WHAT YOU HAVE TO DO:
Return only the lines starting at the line that contains "What text is on this page?" and ending with the final line of the listing; include both endpoints.
---------------
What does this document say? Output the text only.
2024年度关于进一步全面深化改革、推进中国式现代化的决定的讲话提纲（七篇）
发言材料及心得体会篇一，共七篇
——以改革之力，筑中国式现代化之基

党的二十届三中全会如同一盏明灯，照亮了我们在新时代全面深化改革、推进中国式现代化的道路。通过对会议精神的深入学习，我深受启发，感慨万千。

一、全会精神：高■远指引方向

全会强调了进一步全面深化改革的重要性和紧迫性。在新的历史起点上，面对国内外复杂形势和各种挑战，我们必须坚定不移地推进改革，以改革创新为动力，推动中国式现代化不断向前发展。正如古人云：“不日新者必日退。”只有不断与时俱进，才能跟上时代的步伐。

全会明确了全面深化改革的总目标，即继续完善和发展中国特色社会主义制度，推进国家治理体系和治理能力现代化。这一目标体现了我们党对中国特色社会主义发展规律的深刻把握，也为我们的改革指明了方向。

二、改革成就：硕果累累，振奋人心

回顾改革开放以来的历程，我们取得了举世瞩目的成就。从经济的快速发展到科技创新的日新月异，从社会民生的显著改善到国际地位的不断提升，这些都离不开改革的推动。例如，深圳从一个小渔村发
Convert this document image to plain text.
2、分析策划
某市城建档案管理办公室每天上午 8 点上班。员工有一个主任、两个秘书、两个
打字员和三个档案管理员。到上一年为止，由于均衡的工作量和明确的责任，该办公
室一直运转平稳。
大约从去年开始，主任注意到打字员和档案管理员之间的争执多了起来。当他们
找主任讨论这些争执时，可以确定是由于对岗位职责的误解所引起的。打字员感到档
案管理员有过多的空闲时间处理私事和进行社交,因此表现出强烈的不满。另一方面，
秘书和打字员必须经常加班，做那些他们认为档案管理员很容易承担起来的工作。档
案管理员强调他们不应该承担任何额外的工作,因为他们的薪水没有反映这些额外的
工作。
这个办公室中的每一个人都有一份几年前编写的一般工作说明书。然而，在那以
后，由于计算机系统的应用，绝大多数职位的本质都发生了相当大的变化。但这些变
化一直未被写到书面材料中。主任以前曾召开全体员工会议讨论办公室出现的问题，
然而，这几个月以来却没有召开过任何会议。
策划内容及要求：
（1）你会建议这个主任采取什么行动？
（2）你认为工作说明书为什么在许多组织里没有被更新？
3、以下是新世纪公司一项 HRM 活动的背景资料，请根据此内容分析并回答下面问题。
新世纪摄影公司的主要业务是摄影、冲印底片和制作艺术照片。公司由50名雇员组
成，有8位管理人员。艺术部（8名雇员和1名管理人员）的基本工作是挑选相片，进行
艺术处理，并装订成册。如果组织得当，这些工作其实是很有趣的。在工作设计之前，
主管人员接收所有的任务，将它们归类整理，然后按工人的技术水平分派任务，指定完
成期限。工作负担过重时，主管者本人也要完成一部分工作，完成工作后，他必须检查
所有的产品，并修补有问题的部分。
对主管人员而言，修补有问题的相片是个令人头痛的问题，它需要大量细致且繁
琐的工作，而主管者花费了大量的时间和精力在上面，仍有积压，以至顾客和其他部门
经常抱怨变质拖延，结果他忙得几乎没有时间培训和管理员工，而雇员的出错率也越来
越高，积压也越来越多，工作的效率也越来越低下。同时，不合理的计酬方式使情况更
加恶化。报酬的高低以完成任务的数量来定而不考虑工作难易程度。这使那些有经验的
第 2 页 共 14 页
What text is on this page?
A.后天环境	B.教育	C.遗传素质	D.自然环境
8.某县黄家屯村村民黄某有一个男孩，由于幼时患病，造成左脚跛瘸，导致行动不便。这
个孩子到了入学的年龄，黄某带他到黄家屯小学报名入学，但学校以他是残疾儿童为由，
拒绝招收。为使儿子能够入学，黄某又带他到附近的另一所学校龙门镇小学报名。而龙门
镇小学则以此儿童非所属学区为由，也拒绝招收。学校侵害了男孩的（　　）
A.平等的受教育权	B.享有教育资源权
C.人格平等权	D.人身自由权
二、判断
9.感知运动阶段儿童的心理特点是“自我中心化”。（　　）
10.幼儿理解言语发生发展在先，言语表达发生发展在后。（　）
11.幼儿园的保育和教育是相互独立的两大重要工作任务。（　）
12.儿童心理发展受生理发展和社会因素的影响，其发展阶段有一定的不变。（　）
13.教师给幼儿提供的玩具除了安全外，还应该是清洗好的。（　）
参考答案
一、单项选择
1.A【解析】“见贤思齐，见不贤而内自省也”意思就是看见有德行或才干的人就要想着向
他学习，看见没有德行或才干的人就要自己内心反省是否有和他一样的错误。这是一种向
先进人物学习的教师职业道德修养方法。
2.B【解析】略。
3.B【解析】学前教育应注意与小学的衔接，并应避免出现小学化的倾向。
---------------
FINAL RESULT:
What text is on this page?
A.后天环境	B.教育	C.遗传素质	D.自然环境
8.某县黄家屯村村民黄某有一个男孩，由于幼时患病，造成左脚跛瘸，导致行动不便。这
个孩子到了入学的年龄，黄某带他到黄家屯小学报名入学，但学校以他是残疾儿童为由，
拒绝招收。为使儿子能够入学，黄某又带他到附近的另一所学校龙门镇小学报名。而龙门
镇小学则以此儿童非所属学区为由，也拒绝招收。学校侵害了男孩的（　　）
A.平等的受教育权	B.享有教育资源权
C.人格平等权	D.人身自由权
二、判断
9.感知运动阶段儿童的心理特点是“自我中心化”。（　　）
10.幼儿理解言语发生发展在先，言语表达发生发展在后。（　）
11.幼儿园的保育和教育是相互独立的两大重要工作任务。（　）
12.儿童心理发展受生理发展和社会因素的影响，其发展阶段有一定的不变。（　）
13.教师给幼儿提供的玩具除了安全外，还应该是清洗好的。（　）
参考答案
一、单项选择
1.A【解析】“见贤思齐，见不贤而内自省也”意思就是看见有德行或才干的人就要想着向
他学习，看见没有德行或才干的人就要自己内心反省是否有和他一样的错误。这是一种向
先进人物学习的教师职业道德修养方法。
2.B【解析】略。
3.B【解析】学前教育应注意与小学的衔接，并应避免出现小学化的倾向。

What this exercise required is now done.